- SHORT TASK:
Output the material beneath exactly, leaving nothing out.

- Items from a data source:
************

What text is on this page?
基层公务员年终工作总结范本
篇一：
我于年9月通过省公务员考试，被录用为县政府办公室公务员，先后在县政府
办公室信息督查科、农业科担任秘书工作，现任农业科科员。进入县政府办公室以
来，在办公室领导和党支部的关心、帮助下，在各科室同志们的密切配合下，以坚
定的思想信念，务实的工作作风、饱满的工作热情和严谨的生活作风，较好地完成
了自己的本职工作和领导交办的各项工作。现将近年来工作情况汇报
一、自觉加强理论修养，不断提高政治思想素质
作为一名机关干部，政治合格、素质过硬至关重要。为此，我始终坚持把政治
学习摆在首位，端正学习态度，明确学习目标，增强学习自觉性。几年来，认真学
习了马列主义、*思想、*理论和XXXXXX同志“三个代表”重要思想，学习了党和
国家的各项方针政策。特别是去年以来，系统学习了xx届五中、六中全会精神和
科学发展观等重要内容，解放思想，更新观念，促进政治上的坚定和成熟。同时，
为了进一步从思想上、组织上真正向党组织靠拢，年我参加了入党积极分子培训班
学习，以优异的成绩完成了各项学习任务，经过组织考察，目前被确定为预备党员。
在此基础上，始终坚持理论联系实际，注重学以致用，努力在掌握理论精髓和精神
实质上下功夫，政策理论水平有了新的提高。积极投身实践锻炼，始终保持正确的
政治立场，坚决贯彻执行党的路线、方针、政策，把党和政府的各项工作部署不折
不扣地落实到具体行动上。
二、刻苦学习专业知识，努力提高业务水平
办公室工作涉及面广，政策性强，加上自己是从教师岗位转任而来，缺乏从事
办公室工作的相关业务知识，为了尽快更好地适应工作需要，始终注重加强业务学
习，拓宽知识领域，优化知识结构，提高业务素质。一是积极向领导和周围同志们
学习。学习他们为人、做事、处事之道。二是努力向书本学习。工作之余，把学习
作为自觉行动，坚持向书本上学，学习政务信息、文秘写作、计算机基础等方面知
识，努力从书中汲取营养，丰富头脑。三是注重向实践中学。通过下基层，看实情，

************

- TASK SOLUTION:
What text is on this page?
基层公务员年终工作总结范本
篇一：
我于年9月通过省公务员考试，被录用为县政府办公室公务员，先后在县政府
办公室信息督查科、农业科担任秘书工作，现任农业科科员。进入县政府办公室以
来，在办公室领导和党支部的关心、帮助下，在各科室同志们的密切配合下，以坚
定的思想信念，务实的工作作风、饱满的工作热情和严谨的生活作风，较好地完成
了自己的本职工作和领导交办的各项工作。现将近年来工作情况汇报
一、自觉加强理论修养，不断提高政治思想素质
作为一名机关干部，政治合格、素质过硬至关重要。为此，我始终坚持把政治
学习摆在首位，端正学习态度，明确学习目标，增强学习自觉性。几年来，认真学
习了马列主义、*思想、*理论和XXXXXX同志“三个代表”重要思想，学习了党和
国家的各项方针政策。特别是去年以来，系统学习了xx届五中、六中全会精神和
科学发展观等重要内容，解放思想，更新观念，促进政治上的坚定和成熟。同时，
为了进一步从思想上、组织上真正向党组织靠拢，年我参加了入党积极分子培训班
学习，以优异的成绩完成了各项学习任务，经过组织考察，目前被确定为预备党员。
在此基础上，始终坚持理论联系实际，注重学以致用，努力在掌握理论精髓和精神
实质上下功夫，政策理论水平有了新的提高。积极投身实践锻炼，始终保持正确的
政治立场，坚决贯彻执行党的路线、方针、政策，把党和政府的各项工作部署不折
不扣地落实到具体行动上。
二、刻苦学习专业知识，努力提高业务水平
办公室工作涉及面广，政策性强，加上自己是从教师岗位转任而来，缺乏从事
办公室工作的相关业务知识，为了尽快更好地适应工作需要，始终注重加强业务学
习，拓宽知识领域，优化知识结构，提高业务素质。一是积极向领导和周围同志们
学习。学习他们为人、做事、处事之道。二是努力向书本学习。工作之余，把学习
作为自觉行动，坚持向书本上学，学习政务信息、文秘写作、计算机基础等方面知
识，努力从书中汲取营养，丰富头脑。三是注重向实践中学。通过下基层，看实情，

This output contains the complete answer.